AVAILABLE RECORDS:
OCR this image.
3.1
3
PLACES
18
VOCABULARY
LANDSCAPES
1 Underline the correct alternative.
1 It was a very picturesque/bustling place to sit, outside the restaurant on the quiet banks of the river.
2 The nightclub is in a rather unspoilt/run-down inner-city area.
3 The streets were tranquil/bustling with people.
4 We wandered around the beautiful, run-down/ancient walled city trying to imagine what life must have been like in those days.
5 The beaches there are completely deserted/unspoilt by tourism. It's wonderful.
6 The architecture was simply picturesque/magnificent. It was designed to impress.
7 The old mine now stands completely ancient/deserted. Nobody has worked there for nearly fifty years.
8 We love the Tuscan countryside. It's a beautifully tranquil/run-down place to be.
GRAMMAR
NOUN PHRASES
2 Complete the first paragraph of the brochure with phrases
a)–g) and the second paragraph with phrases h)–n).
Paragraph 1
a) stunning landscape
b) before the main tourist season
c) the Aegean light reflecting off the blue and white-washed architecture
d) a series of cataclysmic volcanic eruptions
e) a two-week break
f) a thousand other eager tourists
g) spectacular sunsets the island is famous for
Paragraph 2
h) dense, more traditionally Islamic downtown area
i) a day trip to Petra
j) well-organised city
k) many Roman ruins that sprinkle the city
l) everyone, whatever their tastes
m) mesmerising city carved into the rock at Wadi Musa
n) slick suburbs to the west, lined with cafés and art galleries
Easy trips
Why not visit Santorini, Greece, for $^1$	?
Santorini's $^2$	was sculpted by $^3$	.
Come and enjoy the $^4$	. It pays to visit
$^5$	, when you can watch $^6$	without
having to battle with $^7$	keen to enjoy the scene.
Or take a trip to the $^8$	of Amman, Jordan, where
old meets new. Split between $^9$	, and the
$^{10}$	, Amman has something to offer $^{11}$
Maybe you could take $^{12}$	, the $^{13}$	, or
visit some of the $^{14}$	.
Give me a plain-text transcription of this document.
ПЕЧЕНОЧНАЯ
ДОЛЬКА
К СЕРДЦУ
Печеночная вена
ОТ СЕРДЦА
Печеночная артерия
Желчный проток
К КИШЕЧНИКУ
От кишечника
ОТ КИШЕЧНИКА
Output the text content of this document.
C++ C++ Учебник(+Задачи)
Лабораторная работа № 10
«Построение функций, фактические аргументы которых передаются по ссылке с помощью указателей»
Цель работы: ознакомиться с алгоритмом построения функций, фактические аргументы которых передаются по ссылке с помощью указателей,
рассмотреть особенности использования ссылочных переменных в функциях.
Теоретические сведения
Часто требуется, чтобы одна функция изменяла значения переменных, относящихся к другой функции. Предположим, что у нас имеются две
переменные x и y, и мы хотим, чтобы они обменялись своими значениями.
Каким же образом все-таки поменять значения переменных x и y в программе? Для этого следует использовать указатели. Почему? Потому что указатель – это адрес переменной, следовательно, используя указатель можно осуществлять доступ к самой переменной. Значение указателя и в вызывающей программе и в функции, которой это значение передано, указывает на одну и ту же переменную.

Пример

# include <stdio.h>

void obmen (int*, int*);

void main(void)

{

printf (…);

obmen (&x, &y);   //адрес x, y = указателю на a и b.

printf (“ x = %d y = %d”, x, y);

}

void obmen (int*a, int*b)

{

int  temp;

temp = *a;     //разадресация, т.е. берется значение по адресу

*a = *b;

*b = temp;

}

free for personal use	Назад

WRITTEN PROBLEM: Restate each record exactly as written.

COMPLETE ANSWER:
OCR this image.
3.1
3
PLACES
18
VOCABULARY
LANDSCAPES
1 Underline the correct alternative.
1 It was a very picturesque/bustling place to sit, outside the restaurant on the quiet banks of the river.
2 The nightclub is in a rather unspoilt/run-down inner-city area.
3 The streets were tranquil/bustling with people.
4 We wandered around the beautiful, run-down/ancient walled city trying to imagine what life must have been like in those days.
5 The beaches there are completely deserted/unspoilt by tourism. It's wonderful.
6 The architecture was simply picturesque/magnificent. It was designed to impress.
7 The old mine now stands completely ancient/deserted. Nobody has worked there for nearly fifty years.
8 We love the Tuscan countryside. It's a beautifully tranquil/run-down place to be.
GRAMMAR
NOUN PHRASES
2 Complete the first paragraph of the brochure with phrases
a)–g) and the second paragraph with phrases h)–n).
Paragraph 1
a) stunning landscape
b) before the main tourist season
c) the Aegean light reflecting off the blue and white-washed architecture
d) a series of cataclysmic volcanic eruptions
e) a two-week break
f) a thousand other eager tourists
g) spectacular sunsets the island is famous for
Paragraph 2
h) dense, more traditionally Islamic downtown area
i) a day trip to Petra
j) well-organised city
k) many Roman ruins that sprinkle the city
l) everyone, whatever their tastes
m) mesmerising city carved into the rock at Wadi Musa
n) slick suburbs to the west, lined with cafés and art galleries
Easy trips
Why not visit Santorini, Greece, for $^1$	?
Santorini's $^2$	was sculpted by $^3$	.
Come and enjoy the $^4$	. It pays to visit
$^5$	, when you can watch $^6$	without
having to battle with $^7$	keen to enjoy the scene.
Or take a trip to the $^8$	of Amman, Jordan, where
old meets new. Split between $^9$	, and the
$^{10}$	, Amman has something to offer $^{11}$
Maybe you could take $^{12}$	, the $^{13}$	, or
visit some of the $^{14}$	.
Give me a plain-text transcription of this document.
ПЕЧЕНОЧНАЯ
ДОЛЬКА
К СЕРДЦУ
Печеночная вена
ОТ СЕРДЦА
Печеночная артерия
Желчный проток
К КИШЕЧНИКУ
От кишечника
ОТ КИШЕЧНИКА
Output the text content of this document.
C++ C++ Учебник(+Задачи)
Лабораторная работа № 10
«Построение функций, фактические аргументы которых передаются по ссылке с помощью указателей»
Цель работы: ознакомиться с алгоритмом построения функций, фактические аргументы которых передаются по ссылке с помощью указателей,
рассмотреть особенности использования ссылочных переменных в функциях.
Теоретические сведения
Часто требуется, чтобы одна функция изменяла значения переменных, относящихся к другой функции. Предположим, что у нас имеются две
переменные x и y, и мы хотим, чтобы они обменялись своими значениями.
Каким же образом все-таки поменять значения переменных x и y в программе? Для этого следует использовать указатели. Почему? Потому что указатель – это адрес переменной, следовательно, используя указатель можно осуществлять доступ к самой переменной. Значение указателя и в вызывающей программе и в функции, которой это значение передано, указывает на одну и ту же переменную.

Пример

# include <stdio.h>

void obmen (int*, int*);

void main(void)

{

printf (…);

obmen (&x, &y);   //адрес x, y = указателю на a и b.

printf (“ x = %d y = %d”, x, y);

}

void obmen (int*a, int*b)

{

int  temp;

temp = *a;     //разадресация, т.е. берется значение по адресу

*a = *b;

*b = temp;

}

free for personal use	Назад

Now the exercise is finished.